Exercise instructions:
Leave out any pictures and transcribe all other data below exactly.

Entries supplied:
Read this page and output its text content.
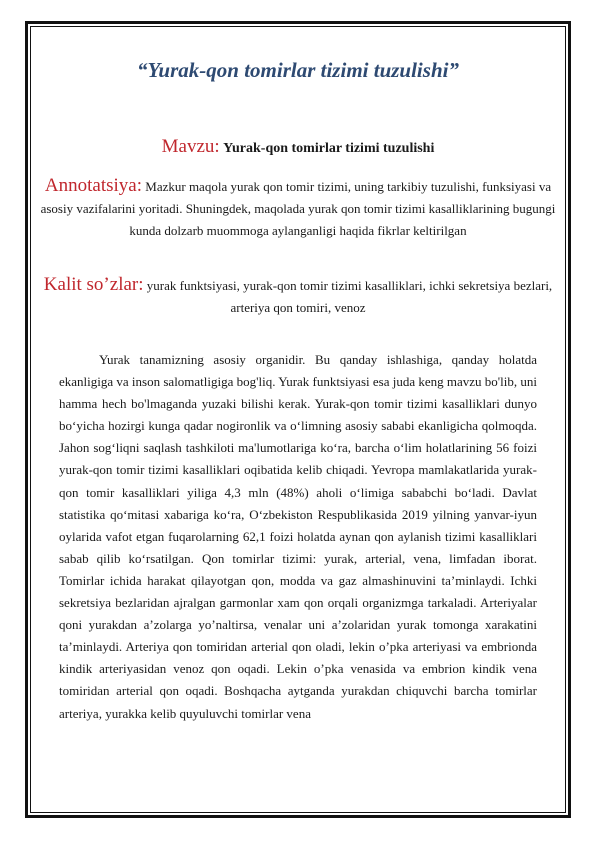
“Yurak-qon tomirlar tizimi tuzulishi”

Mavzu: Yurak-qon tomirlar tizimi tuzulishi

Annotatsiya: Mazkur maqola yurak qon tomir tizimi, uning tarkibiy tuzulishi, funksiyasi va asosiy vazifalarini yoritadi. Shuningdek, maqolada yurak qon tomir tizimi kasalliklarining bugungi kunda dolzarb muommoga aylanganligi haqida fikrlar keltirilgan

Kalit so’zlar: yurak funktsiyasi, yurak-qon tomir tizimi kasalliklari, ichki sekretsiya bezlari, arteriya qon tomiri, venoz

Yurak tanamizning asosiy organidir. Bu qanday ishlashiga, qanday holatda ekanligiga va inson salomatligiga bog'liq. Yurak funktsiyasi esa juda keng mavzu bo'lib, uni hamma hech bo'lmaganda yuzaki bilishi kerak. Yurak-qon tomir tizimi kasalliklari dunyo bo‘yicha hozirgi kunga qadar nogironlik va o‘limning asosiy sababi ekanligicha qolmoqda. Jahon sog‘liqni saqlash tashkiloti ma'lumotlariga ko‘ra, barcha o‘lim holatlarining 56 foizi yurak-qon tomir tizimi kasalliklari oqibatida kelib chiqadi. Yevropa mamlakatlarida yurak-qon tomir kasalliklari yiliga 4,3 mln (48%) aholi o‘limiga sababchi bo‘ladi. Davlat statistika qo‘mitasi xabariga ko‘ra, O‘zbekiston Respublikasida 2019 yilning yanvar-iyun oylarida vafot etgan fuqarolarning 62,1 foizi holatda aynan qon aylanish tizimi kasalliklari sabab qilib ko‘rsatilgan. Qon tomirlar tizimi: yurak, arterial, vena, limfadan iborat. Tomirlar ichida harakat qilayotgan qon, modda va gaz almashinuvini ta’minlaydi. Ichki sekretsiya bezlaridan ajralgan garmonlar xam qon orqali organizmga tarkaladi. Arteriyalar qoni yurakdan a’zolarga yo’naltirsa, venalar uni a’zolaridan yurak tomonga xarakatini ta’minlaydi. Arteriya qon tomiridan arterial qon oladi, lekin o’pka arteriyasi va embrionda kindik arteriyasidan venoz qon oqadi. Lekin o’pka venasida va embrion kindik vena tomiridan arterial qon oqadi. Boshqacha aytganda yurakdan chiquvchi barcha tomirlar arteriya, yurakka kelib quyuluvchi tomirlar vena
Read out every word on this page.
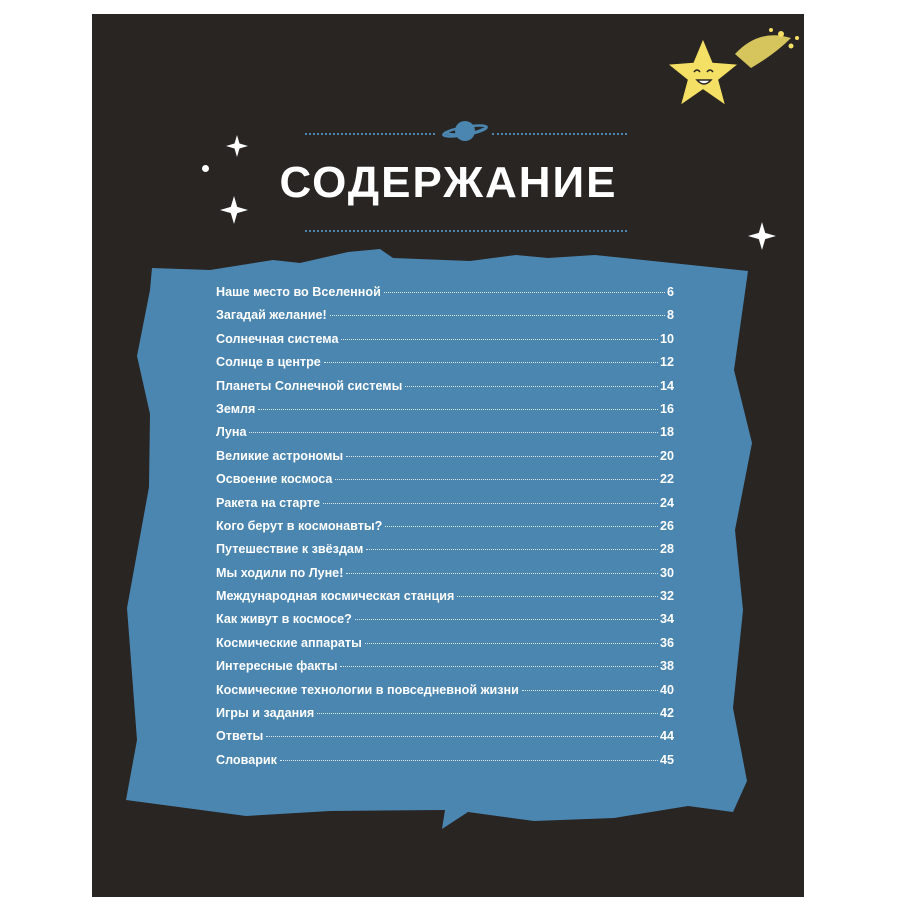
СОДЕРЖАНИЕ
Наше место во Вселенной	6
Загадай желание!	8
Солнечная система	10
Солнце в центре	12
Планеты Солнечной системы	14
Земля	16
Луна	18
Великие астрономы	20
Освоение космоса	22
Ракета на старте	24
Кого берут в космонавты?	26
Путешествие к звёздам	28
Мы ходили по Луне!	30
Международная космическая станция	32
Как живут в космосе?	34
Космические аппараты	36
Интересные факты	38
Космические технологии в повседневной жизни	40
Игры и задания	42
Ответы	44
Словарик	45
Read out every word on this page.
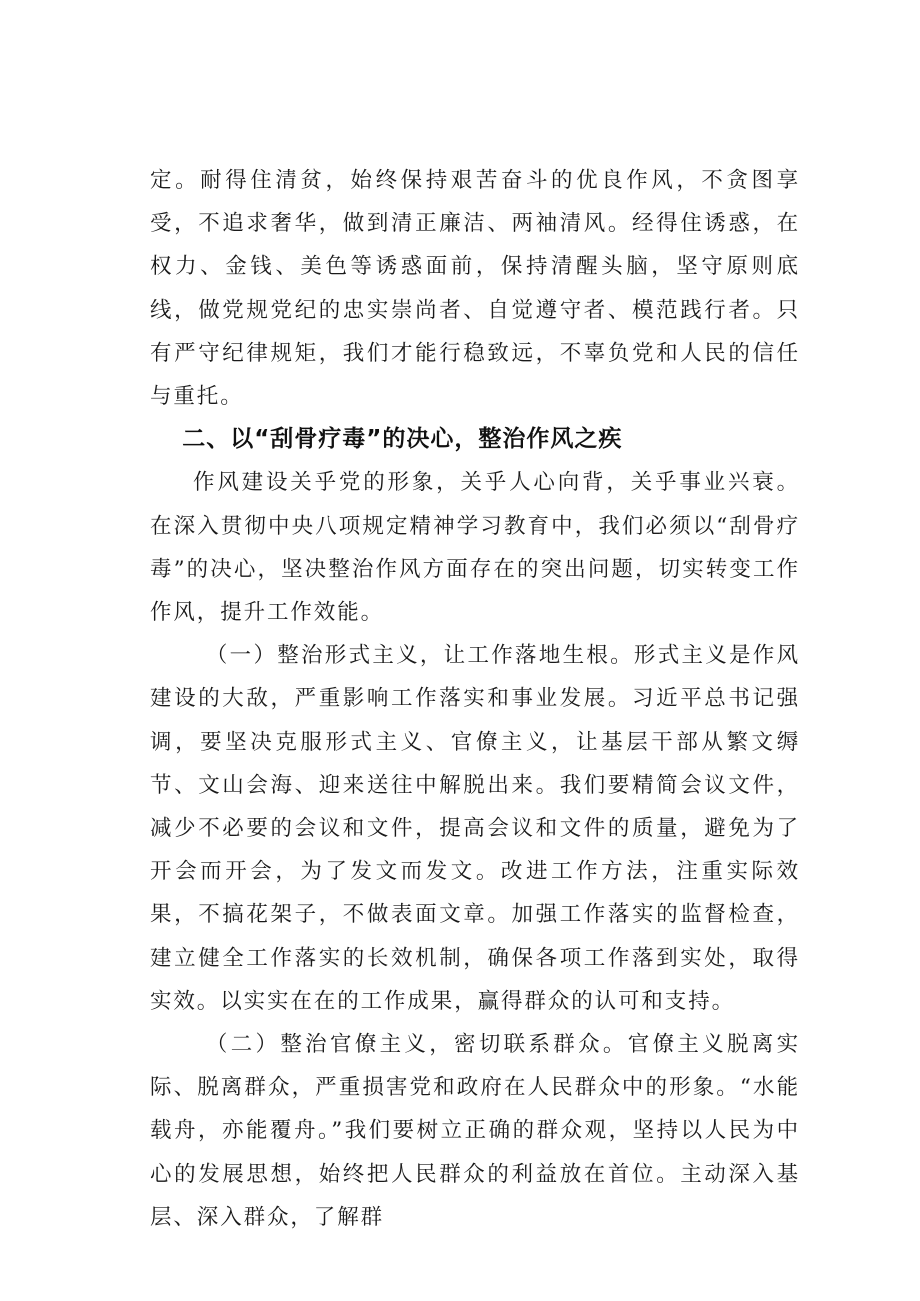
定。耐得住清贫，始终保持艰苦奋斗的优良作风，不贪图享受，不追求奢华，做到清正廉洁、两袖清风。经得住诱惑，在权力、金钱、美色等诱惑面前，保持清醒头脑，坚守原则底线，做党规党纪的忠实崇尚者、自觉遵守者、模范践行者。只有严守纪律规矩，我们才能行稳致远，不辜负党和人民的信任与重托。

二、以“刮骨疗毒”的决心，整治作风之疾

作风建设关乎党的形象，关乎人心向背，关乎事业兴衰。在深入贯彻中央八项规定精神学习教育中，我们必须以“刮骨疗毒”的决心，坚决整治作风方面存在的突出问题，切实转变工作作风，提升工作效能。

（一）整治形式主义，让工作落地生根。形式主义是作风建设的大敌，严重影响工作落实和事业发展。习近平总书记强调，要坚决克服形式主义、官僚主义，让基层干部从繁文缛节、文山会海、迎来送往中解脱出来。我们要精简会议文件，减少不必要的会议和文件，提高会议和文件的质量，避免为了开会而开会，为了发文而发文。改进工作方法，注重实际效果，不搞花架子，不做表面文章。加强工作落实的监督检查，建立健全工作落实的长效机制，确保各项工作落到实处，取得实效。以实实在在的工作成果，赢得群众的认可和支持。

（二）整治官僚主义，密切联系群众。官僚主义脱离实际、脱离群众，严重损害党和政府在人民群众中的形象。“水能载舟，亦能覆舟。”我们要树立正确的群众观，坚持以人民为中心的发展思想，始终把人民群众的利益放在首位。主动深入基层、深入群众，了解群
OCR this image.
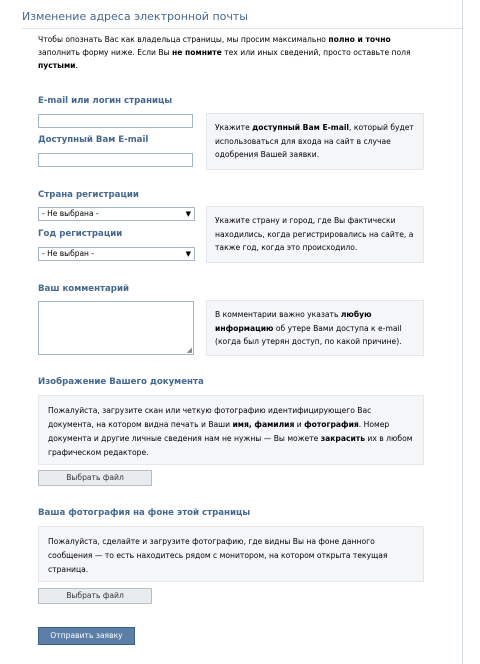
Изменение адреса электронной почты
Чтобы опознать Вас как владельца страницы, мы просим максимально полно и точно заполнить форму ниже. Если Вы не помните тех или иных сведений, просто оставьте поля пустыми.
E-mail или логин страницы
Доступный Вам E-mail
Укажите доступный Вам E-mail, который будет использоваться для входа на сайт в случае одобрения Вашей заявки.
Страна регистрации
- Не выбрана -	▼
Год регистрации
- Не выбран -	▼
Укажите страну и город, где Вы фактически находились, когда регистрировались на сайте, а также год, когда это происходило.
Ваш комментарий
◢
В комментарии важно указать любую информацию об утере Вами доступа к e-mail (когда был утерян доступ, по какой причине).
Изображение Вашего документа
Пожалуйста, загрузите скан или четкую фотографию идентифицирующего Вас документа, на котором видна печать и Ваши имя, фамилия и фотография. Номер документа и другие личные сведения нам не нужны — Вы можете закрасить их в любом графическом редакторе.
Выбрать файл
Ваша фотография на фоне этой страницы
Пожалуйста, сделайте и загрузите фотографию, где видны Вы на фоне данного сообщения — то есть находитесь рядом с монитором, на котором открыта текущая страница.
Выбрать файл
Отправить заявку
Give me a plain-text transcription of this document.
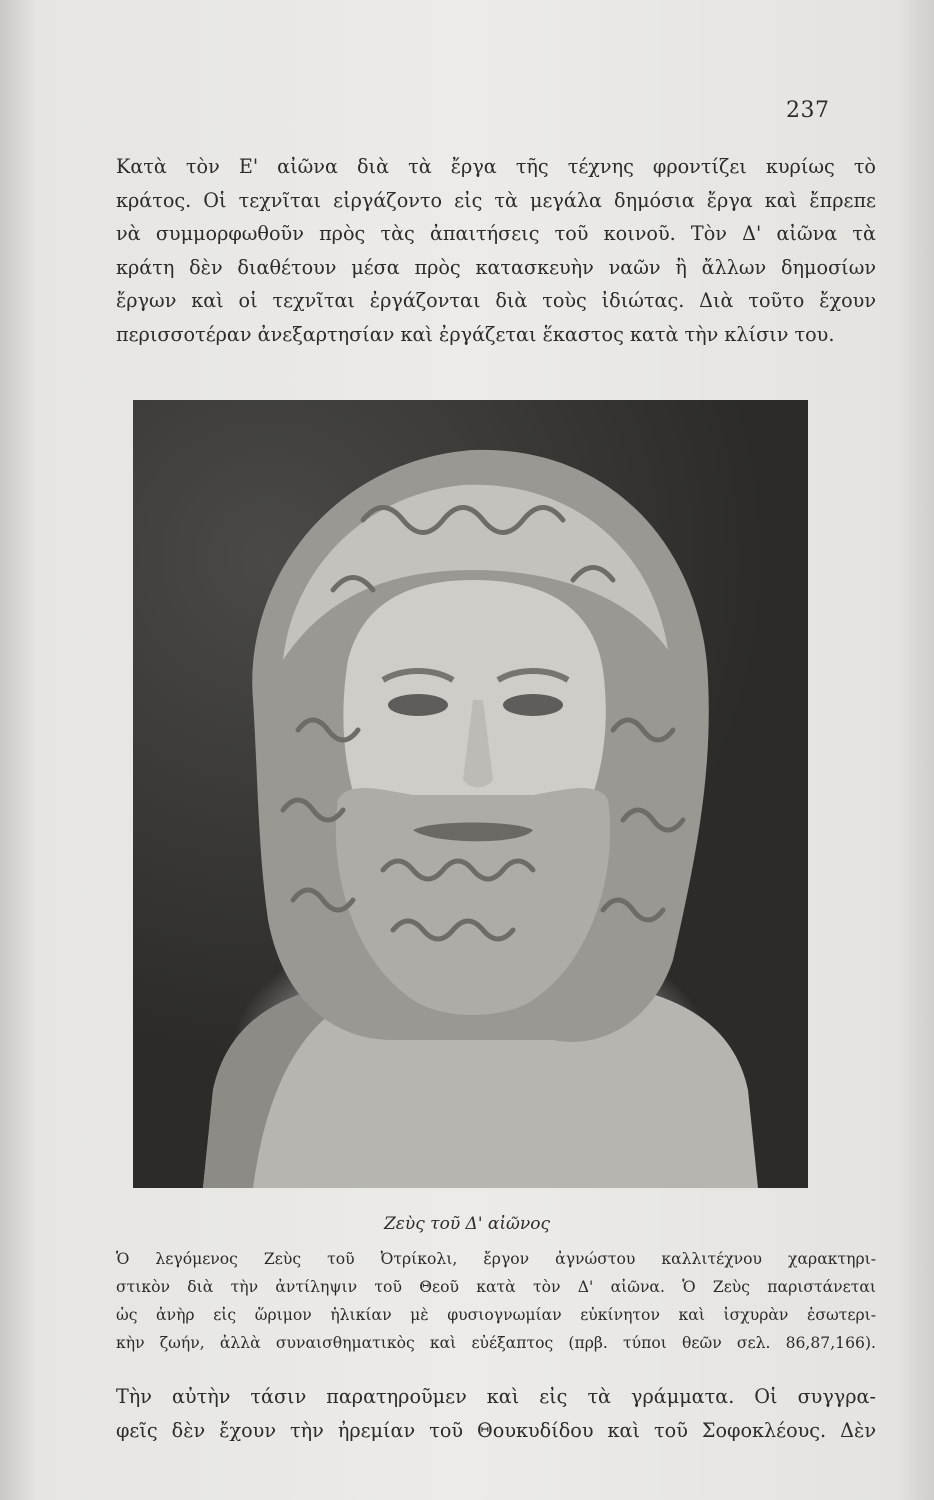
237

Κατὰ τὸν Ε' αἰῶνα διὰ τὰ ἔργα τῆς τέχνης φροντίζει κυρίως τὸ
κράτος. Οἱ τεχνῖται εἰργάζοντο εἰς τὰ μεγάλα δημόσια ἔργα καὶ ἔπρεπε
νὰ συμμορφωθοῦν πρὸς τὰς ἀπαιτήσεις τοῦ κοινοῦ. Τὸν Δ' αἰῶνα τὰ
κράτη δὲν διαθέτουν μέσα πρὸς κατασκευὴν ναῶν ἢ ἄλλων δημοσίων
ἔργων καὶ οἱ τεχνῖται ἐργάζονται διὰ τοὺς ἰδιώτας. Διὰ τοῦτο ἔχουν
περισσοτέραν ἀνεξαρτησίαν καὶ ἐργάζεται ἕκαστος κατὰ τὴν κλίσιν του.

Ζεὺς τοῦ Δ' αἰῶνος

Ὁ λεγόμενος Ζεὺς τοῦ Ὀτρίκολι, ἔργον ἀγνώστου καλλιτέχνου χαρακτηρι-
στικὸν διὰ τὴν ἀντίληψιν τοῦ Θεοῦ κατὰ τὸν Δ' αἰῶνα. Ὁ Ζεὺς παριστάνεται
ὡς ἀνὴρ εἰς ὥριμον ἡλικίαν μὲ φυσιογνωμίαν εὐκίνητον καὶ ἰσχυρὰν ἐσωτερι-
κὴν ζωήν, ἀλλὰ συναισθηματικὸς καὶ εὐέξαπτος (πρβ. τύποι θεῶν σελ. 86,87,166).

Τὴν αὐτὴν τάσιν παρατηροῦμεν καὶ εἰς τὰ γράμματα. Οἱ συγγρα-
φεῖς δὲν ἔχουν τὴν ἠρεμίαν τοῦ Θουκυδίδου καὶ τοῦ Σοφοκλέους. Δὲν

Exercise result:
Read this page and output its text content.
“Yurak-qon tomirlar tizimi tuzulishi”

Mavzu: Yurak-qon tomirlar tizimi tuzulishi

Annotatsiya: Mazkur maqola yurak qon tomir tizimi, uning tarkibiy tuzulishi, funksiyasi va asosiy vazifalarini yoritadi. Shuningdek, maqolada yurak qon tomir tizimi kasalliklarining bugungi kunda dolzarb muommoga aylanganligi haqida fikrlar keltirilgan

Kalit so’zlar: yurak funktsiyasi, yurak-qon tomir tizimi kasalliklari, ichki sekretsiya bezlari, arteriya qon tomiri, venoz

Yurak tanamizning asosiy organidir. Bu qanday ishlashiga, qanday holatda ekanligiga va inson salomatligiga bog'liq. Yurak funktsiyasi esa juda keng mavzu bo'lib, uni hamma hech bo'lmaganda yuzaki bilishi kerak. Yurak-qon tomir tizimi kasalliklari dunyo bo‘yicha hozirgi kunga qadar nogironlik va o‘limning asosiy sababi ekanligicha qolmoqda. Jahon sog‘liqni saqlash tashkiloti ma'lumotlariga ko‘ra, barcha o‘lim holatlarining 56 foizi yurak-qon tomir tizimi kasalliklari oqibatida kelib chiqadi. Yevropa mamlakatlarida yurak-qon tomir kasalliklari yiliga 4,3 mln (48%) aholi o‘limiga sababchi bo‘ladi. Davlat statistika qo‘mitasi xabariga ko‘ra, O‘zbekiston Respublikasida 2019 yilning yanvar-iyun oylarida vafot etgan fuqarolarning 62,1 foizi holatda aynan qon aylanish tizimi kasalliklari sabab qilib ko‘rsatilgan. Qon tomirlar tizimi: yurak, arterial, vena, limfadan iborat. Tomirlar ichida harakat qilayotgan qon, modda va gaz almashinuvini ta’minlaydi. Ichki sekretsiya bezlaridan ajralgan garmonlar xam qon orqali organizmga tarkaladi. Arteriyalar qoni yurakdan a’zolarga yo’naltirsa, venalar uni a’zolaridan yurak tomonga xarakatini ta’minlaydi. Arteriya qon tomiridan arterial qon oladi, lekin o’pka arteriyasi va embrionda kindik arteriyasidan venoz qon oqadi. Lekin o’pka venasida va embrion kindik vena tomiridan arterial qon oqadi. Boshqacha aytganda yurakdan chiquvchi barcha tomirlar arteriya, yurakka kelib quyuluvchi tomirlar vena
Read out every word on this page.
СОДЕРЖАНИЕ
Наше место во Вселенной	6
Загадай желание!	8
Солнечная система	10
Солнце в центре	12
Планеты Солнечной системы	14
Земля	16
Луна	18
Великие астрономы	20
Освоение космоса	22
Ракета на старте	24
Кого берут в космонавты?	26
Путешествие к звёздам	28
Мы ходили по Луне!	30
Международная космическая станция	32
Как живут в космосе?	34
Космические аппараты	36
Интересные факты	38
Космические технологии в повседневной жизни	40
Игры и задания	42
Ответы	44
Словарик	45
Read out every word on this page.
定。耐得住清贫，始终保持艰苦奋斗的优良作风，不贪图享受，不追求奢华，做到清正廉洁、两袖清风。经得住诱惑，在权力、金钱、美色等诱惑面前，保持清醒头脑，坚守原则底线，做党规党纪的忠实崇尚者、自觉遵守者、模范践行者。只有严守纪律规矩，我们才能行稳致远，不辜负党和人民的信任与重托。

二、以“刮骨疗毒”的决心，整治作风之疾

作风建设关乎党的形象，关乎人心向背，关乎事业兴衰。在深入贯彻中央八项规定精神学习教育中，我们必须以“刮骨疗毒”的决心，坚决整治作风方面存在的突出问题，切实转变工作作风，提升工作效能。

（一）整治形式主义，让工作落地生根。形式主义是作风建设的大敌，严重影响工作落实和事业发展。习近平总书记强调，要坚决克服形式主义、官僚主义，让基层干部从繁文缛节、文山会海、迎来送往中解脱出来。我们要精简会议文件，减少不必要的会议和文件，提高会议和文件的质量，避免为了开会而开会，为了发文而发文。改进工作方法，注重实际效果，不搞花架子，不做表面文章。加强工作落实的监督检查，建立健全工作落实的长效机制，确保各项工作落到实处，取得实效。以实实在在的工作成果，赢得群众的认可和支持。

（二）整治官僚主义，密切联系群众。官僚主义脱离实际、脱离群众，严重损害党和政府在人民群众中的形象。“水能载舟，亦能覆舟。”我们要树立正确的群众观，坚持以人民为中心的发展思想，始终把人民群众的利益放在首位。主动深入基层、深入群众，了解群
OCR this image.
Изменение адреса электронной почты
Чтобы опознать Вас как владельца страницы, мы просим максимально полно и точно заполнить форму ниже. Если Вы не помните тех или иных сведений, просто оставьте поля пустыми.
E-mail или логин страницы
Доступный Вам E-mail
Укажите доступный Вам E-mail, который будет использоваться для входа на сайт в случае одобрения Вашей заявки.
Страна регистрации
- Не выбрана -	▼
Год регистрации
- Не выбран -	▼
Укажите страну и город, где Вы фактически находились, когда регистрировались на сайте, а также год, когда это происходило.
Ваш комментарий
◢
В комментарии важно указать любую информацию об утере Вами доступа к e-mail (когда был утерян доступ, по какой причине).
Изображение Вашего документа
Пожалуйста, загрузите скан или четкую фотографию идентифицирующего Вас документа, на котором видна печать и Ваши имя, фамилия и фотография. Номер документа и другие личные сведения нам не нужны — Вы можете закрасить их в любом графическом редакторе.
Выбрать файл
Ваша фотография на фоне этой страницы
Пожалуйста, сделайте и загрузите фотографию, где видны Вы на фоне данного сообщения — то есть находитесь рядом с монитором, на котором открыта текущая страница.
Выбрать файл
Отправить заявку
Give me a plain-text transcription of this document.
237

Κατὰ τὸν Ε' αἰῶνα διὰ τὰ ἔργα τῆς τέχνης φροντίζει κυρίως τὸ
κράτος. Οἱ τεχνῖται εἰργάζοντο εἰς τὰ μεγάλα δημόσια ἔργα καὶ ἔπρεπε
νὰ συμμορφωθοῦν πρὸς τὰς ἀπαιτήσεις τοῦ κοινοῦ. Τὸν Δ' αἰῶνα τὰ
κράτη δὲν διαθέτουν μέσα πρὸς κατασκευὴν ναῶν ἢ ἄλλων δημοσίων
ἔργων καὶ οἱ τεχνῖται ἐργάζονται διὰ τοὺς ἰδιώτας. Διὰ τοῦτο ἔχουν
περισσοτέραν ἀνεξαρτησίαν καὶ ἐργάζεται ἕκαστος κατὰ τὴν κλίσιν του.

Ζεὺς τοῦ Δ' αἰῶνος

Ὁ λεγόμενος Ζεὺς τοῦ Ὀτρίκολι, ἔργον ἀγνώστου καλλιτέχνου χαρακτηρι-
στικὸν διὰ τὴν ἀντίληψιν τοῦ Θεοῦ κατὰ τὸν Δ' αἰῶνα. Ὁ Ζεὺς παριστάνεται
ὡς ἀνὴρ εἰς ὥριμον ἡλικίαν μὲ φυσιογνωμίαν εὐκίνητον καὶ ἰσχυρὰν ἐσωτερι-
κὴν ζωήν, ἀλλὰ συναισθηματικὸς καὶ εὐέξαπτος (πρβ. τύποι θεῶν σελ. 86,87,166).

Τὴν αὐτὴν τάσιν παρατηροῦμεν καὶ εἰς τὰ γράμματα. Οἱ συγγρα-
φεῖς δὲν ἔχουν τὴν ἠρεμίαν τοῦ Θουκυδίδου καὶ τοῦ Σοφοκλέους. Δὲν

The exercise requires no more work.